>> BEGIN INFORMATION SHOWN
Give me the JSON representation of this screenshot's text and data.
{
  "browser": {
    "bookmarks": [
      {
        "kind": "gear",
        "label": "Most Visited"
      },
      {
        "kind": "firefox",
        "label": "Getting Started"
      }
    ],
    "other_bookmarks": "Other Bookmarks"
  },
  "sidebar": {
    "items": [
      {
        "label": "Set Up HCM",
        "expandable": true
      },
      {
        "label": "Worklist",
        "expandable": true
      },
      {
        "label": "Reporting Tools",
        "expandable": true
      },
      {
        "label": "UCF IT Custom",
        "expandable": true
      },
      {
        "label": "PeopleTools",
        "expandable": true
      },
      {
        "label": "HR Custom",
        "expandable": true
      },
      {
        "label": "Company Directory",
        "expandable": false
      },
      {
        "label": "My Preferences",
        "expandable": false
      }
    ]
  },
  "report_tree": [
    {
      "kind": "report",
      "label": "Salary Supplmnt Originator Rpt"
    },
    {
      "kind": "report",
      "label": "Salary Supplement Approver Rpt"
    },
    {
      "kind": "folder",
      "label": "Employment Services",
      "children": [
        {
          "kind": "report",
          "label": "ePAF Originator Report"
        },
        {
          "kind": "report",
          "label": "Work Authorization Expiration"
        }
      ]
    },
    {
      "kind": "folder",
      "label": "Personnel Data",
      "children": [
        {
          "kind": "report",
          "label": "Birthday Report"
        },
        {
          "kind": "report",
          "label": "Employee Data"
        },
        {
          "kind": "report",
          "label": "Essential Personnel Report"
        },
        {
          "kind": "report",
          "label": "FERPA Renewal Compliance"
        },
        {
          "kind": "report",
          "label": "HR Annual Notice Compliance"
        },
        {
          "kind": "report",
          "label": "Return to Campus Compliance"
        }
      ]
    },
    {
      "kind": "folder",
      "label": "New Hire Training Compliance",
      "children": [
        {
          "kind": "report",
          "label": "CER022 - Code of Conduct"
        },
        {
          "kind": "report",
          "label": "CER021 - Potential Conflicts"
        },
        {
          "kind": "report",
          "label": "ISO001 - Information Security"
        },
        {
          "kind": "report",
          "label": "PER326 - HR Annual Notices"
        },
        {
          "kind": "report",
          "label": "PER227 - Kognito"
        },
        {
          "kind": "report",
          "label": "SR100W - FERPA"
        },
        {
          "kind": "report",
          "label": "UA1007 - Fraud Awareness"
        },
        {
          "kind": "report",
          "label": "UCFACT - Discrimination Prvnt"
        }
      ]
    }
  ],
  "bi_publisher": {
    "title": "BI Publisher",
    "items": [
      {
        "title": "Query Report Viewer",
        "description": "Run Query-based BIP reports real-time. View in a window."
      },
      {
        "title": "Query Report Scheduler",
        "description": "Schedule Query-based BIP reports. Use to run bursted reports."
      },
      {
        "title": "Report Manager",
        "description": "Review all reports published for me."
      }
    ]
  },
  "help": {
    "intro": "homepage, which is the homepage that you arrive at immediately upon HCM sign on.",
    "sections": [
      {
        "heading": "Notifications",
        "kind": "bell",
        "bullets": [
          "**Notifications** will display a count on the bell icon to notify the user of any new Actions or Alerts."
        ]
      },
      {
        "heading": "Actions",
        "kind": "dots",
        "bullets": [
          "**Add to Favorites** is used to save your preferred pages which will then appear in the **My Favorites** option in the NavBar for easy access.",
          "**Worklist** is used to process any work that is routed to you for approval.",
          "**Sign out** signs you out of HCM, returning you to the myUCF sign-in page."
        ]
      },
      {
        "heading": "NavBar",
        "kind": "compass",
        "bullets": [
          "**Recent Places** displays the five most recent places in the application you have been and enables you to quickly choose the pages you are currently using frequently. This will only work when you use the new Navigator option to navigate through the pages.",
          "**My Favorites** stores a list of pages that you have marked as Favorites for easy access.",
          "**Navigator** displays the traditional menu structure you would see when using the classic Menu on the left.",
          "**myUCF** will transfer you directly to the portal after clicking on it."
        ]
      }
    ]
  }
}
>> END INFORMATION SHOWN
__AIM OF THE EXERCISE__:
Show every line from the entries above in which "sign" appears.

__TASK OUTPUT__:
    "intro": "homepage, which is the homepage that you arrive at immediately upon HCM sign on.",
          "**Sign out** signs you out of HCM, returning you to the myUCF sign-in page."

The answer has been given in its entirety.